* **What this task involves**: Find the string "fraction" in the entries and copy each line that has it.

**** Material for this task ****

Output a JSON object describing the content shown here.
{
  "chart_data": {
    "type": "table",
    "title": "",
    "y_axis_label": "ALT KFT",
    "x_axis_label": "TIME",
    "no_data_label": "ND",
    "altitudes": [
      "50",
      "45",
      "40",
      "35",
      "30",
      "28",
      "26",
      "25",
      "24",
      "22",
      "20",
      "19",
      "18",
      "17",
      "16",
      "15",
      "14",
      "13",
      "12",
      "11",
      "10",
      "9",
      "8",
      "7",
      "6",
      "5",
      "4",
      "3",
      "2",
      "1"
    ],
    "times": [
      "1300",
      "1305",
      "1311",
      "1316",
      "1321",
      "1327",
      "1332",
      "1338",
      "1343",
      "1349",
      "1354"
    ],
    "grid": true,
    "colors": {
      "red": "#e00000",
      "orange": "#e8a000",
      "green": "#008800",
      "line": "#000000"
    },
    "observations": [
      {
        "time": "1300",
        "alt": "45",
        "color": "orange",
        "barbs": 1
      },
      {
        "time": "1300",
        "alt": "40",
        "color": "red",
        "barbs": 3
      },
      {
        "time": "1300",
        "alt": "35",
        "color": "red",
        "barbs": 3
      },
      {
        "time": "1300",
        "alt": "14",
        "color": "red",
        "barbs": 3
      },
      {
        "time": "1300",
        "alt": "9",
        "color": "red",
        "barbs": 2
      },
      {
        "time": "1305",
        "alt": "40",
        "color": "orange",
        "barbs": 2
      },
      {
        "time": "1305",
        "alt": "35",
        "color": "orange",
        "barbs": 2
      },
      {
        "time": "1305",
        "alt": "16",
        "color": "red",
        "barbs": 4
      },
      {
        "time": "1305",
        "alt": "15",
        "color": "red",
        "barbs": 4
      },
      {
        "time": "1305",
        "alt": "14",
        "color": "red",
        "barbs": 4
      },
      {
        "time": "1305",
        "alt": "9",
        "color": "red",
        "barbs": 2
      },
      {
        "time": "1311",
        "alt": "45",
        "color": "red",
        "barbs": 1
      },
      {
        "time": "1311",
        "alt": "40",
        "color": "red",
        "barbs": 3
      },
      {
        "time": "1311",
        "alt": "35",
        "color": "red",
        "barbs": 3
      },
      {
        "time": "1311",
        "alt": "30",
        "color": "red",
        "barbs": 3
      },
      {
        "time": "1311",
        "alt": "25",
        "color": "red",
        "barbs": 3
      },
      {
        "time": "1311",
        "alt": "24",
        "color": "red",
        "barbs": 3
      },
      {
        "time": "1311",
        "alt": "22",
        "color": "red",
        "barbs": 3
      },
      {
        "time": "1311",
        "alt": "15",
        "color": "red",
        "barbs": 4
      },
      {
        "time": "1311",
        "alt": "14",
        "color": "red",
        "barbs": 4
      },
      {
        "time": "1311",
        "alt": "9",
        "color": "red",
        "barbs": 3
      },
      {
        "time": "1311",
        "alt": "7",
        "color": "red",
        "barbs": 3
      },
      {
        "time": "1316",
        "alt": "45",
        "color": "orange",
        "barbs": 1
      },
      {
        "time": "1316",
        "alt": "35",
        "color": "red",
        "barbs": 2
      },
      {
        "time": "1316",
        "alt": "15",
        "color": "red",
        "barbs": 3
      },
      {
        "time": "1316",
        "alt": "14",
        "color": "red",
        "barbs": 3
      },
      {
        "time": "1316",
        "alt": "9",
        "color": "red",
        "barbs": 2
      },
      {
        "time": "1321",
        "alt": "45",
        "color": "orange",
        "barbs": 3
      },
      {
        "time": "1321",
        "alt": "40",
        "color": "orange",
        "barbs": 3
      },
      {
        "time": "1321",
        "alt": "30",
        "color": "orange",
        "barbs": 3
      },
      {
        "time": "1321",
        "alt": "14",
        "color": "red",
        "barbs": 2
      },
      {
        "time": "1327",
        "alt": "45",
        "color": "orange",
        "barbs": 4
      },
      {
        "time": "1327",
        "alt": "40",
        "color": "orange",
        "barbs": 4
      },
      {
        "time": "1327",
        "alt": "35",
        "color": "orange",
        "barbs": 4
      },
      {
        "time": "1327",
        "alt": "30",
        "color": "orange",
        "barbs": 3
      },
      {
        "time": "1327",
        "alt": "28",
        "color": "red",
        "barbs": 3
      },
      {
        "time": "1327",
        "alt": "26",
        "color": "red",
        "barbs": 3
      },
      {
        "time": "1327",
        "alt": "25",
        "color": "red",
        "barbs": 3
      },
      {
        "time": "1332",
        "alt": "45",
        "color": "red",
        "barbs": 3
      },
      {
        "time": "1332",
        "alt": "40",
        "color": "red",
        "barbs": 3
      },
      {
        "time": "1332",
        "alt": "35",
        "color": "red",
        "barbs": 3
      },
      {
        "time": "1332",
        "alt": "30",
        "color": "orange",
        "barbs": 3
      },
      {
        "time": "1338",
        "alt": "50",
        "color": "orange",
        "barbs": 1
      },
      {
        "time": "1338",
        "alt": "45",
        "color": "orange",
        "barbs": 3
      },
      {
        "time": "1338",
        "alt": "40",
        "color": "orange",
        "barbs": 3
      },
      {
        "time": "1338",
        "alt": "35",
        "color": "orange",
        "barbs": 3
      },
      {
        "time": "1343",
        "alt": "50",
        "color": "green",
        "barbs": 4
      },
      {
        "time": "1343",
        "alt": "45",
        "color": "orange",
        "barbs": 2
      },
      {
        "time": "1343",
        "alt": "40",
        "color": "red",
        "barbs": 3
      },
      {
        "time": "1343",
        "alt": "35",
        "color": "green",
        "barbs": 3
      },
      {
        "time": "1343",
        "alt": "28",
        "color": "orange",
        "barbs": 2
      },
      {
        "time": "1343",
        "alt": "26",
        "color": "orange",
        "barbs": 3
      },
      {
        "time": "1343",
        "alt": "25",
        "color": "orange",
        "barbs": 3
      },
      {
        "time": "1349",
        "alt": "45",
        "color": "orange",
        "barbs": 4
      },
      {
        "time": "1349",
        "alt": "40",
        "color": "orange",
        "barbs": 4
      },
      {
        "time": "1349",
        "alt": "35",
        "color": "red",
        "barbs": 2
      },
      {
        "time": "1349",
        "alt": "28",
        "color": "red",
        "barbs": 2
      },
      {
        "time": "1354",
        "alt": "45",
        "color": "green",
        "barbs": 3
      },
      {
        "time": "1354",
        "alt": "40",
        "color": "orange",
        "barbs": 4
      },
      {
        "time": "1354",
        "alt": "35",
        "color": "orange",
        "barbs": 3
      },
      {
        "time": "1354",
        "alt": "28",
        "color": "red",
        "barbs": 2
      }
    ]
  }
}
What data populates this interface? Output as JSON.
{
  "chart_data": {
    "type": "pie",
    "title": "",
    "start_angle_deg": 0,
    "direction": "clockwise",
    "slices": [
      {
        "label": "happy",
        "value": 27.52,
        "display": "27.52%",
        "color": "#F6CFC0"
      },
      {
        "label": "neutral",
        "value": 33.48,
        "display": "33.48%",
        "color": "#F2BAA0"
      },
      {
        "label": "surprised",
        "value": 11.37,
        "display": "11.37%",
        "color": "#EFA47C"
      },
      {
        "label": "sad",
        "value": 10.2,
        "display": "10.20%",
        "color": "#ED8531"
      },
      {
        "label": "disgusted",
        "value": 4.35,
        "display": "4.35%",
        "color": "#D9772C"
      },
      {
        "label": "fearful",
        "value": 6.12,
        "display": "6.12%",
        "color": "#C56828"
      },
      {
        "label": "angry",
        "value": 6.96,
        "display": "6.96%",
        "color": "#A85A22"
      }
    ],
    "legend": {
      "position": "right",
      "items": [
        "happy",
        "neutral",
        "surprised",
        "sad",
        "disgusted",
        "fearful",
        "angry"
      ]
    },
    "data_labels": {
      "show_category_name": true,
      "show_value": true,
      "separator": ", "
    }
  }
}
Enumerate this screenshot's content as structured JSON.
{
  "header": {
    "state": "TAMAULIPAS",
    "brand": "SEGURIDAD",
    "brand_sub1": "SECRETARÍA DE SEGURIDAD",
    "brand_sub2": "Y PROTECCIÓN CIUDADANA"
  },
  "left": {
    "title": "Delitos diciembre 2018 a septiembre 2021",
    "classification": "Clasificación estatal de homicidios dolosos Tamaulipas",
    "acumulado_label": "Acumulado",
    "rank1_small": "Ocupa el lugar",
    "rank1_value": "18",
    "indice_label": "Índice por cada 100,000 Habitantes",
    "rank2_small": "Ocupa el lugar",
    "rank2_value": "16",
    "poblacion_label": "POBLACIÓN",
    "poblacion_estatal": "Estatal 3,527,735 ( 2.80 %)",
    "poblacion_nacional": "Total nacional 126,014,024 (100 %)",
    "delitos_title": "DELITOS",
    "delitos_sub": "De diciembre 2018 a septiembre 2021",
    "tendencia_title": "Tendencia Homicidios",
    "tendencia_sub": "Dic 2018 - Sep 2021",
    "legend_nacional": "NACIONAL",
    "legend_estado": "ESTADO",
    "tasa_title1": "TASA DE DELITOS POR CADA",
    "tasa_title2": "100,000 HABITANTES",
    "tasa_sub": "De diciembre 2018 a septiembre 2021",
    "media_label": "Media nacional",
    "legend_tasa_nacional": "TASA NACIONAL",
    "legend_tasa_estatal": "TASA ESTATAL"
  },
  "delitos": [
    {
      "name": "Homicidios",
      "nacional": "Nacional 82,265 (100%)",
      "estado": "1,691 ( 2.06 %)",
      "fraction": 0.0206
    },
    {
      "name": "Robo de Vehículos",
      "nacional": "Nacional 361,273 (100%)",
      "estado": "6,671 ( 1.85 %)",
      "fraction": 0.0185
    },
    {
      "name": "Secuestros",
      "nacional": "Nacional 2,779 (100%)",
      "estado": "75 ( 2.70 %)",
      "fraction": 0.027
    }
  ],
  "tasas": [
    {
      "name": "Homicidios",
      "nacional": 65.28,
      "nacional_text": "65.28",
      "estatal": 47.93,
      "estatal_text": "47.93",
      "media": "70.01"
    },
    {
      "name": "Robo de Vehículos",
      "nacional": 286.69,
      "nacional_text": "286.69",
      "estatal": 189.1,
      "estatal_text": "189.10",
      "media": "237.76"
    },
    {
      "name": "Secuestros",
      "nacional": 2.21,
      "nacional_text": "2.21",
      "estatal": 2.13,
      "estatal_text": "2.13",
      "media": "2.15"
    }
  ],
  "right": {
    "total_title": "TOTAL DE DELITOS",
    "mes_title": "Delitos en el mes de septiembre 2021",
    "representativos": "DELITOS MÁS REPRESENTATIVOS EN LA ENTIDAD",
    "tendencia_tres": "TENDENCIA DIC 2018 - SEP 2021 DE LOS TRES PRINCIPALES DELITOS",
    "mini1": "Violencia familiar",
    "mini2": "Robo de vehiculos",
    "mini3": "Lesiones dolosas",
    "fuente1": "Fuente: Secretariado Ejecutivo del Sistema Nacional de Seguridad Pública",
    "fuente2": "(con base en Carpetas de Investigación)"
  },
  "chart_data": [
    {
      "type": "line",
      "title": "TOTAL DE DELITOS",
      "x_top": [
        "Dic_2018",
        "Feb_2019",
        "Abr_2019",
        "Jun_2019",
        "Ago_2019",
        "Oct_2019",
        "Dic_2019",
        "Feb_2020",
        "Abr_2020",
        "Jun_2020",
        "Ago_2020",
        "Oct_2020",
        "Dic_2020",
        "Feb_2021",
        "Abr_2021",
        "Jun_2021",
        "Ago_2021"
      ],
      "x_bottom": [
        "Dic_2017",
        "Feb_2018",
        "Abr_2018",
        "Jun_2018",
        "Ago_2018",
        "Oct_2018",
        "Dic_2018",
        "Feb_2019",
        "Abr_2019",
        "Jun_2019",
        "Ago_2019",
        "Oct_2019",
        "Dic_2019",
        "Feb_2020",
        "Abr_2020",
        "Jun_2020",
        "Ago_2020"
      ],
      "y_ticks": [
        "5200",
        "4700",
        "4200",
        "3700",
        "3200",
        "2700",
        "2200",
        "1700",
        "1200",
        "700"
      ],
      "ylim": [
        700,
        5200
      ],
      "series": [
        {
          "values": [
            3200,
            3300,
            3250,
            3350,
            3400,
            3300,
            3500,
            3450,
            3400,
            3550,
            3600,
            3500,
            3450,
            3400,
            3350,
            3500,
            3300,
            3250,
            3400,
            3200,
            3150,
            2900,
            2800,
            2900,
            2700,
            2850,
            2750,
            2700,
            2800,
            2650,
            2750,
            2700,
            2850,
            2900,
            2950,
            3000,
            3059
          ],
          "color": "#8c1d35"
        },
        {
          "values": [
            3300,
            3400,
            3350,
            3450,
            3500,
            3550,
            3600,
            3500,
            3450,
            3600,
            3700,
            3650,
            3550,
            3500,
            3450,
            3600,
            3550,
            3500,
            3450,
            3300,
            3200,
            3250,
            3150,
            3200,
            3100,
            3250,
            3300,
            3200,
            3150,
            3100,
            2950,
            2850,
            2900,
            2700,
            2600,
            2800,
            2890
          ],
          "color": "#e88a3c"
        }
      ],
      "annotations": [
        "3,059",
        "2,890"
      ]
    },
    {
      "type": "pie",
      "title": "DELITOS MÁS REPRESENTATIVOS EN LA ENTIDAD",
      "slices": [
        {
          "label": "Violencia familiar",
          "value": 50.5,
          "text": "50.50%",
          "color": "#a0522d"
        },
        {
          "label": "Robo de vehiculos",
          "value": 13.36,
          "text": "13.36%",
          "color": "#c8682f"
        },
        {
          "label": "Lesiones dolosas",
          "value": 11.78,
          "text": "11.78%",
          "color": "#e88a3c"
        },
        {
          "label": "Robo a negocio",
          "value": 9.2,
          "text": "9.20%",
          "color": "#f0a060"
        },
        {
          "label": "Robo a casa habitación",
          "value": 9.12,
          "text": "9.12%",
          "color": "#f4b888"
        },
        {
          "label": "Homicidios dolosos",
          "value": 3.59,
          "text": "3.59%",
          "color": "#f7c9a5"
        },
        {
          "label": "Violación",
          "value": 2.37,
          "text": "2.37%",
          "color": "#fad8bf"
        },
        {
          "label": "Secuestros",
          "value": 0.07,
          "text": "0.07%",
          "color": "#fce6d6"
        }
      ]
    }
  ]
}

****

* **Reply**:
      "fraction": 0.0206
      "fraction": 0.0185
      "fraction": 0.027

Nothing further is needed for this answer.